(Data records)
================================
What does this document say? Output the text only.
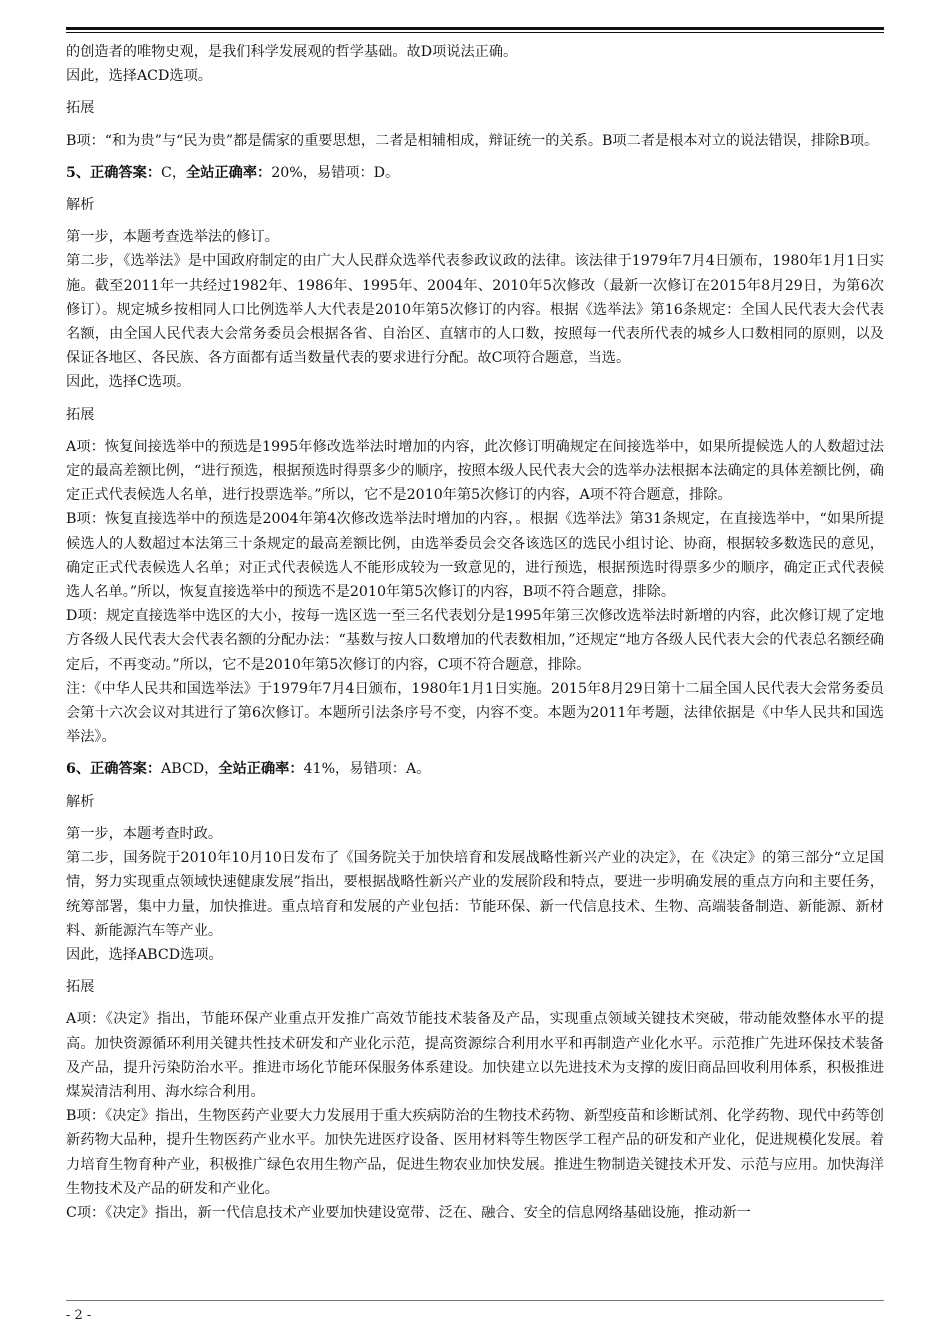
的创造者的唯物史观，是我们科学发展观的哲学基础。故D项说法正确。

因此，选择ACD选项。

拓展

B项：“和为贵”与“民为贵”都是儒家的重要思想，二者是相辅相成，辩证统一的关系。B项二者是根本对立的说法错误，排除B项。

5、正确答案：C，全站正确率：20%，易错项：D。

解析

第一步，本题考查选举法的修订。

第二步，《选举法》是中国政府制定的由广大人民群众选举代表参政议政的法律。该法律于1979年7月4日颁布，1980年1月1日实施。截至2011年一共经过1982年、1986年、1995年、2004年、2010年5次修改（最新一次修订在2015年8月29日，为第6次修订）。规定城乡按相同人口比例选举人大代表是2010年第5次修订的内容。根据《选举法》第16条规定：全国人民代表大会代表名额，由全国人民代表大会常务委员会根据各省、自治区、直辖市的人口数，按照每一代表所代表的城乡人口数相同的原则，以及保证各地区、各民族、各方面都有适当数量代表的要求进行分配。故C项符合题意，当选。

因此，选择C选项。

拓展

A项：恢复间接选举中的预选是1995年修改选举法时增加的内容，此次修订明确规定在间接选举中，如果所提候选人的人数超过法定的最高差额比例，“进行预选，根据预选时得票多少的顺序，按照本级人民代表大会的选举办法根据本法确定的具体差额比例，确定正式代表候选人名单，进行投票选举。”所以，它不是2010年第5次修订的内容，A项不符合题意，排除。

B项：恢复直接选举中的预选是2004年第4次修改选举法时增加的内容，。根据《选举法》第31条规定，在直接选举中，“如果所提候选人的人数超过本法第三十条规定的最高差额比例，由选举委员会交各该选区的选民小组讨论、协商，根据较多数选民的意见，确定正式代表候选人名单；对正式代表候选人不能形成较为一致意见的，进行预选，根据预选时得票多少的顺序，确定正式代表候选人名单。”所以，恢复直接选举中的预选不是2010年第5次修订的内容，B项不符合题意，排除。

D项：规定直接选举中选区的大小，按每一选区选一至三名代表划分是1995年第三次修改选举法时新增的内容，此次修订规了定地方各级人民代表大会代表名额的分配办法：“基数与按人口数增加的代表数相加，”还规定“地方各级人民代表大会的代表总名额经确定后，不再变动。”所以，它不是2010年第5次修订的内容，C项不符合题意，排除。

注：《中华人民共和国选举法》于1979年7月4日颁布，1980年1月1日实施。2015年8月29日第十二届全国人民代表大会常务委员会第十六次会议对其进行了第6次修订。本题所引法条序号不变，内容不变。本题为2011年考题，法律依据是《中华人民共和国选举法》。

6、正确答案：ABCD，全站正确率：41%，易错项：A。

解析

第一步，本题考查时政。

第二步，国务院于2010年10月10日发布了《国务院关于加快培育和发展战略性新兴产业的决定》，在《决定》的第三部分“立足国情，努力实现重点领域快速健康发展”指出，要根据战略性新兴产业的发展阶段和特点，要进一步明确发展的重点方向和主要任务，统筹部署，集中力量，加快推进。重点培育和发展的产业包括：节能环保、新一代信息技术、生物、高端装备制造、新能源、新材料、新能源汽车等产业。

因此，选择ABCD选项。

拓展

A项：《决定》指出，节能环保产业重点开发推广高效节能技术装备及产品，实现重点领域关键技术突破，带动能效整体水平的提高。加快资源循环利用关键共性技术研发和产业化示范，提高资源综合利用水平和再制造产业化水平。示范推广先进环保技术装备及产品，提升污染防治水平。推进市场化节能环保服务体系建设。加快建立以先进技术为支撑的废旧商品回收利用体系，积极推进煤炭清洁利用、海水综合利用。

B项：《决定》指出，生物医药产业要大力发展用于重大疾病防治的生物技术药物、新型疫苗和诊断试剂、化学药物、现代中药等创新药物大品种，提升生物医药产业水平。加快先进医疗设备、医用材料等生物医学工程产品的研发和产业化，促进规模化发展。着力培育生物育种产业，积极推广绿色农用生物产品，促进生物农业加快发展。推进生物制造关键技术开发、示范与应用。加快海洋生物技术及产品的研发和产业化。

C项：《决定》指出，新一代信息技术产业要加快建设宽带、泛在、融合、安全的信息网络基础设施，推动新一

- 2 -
================================
● Stated goal: Pick out all lines from the data above in which the word "正确答案" appears.

● Full solution:
5、正确答案：C，全站正确率：20%，易错项：D。
6、正确答案：ABCD，全站正确率：41%，易错项：A。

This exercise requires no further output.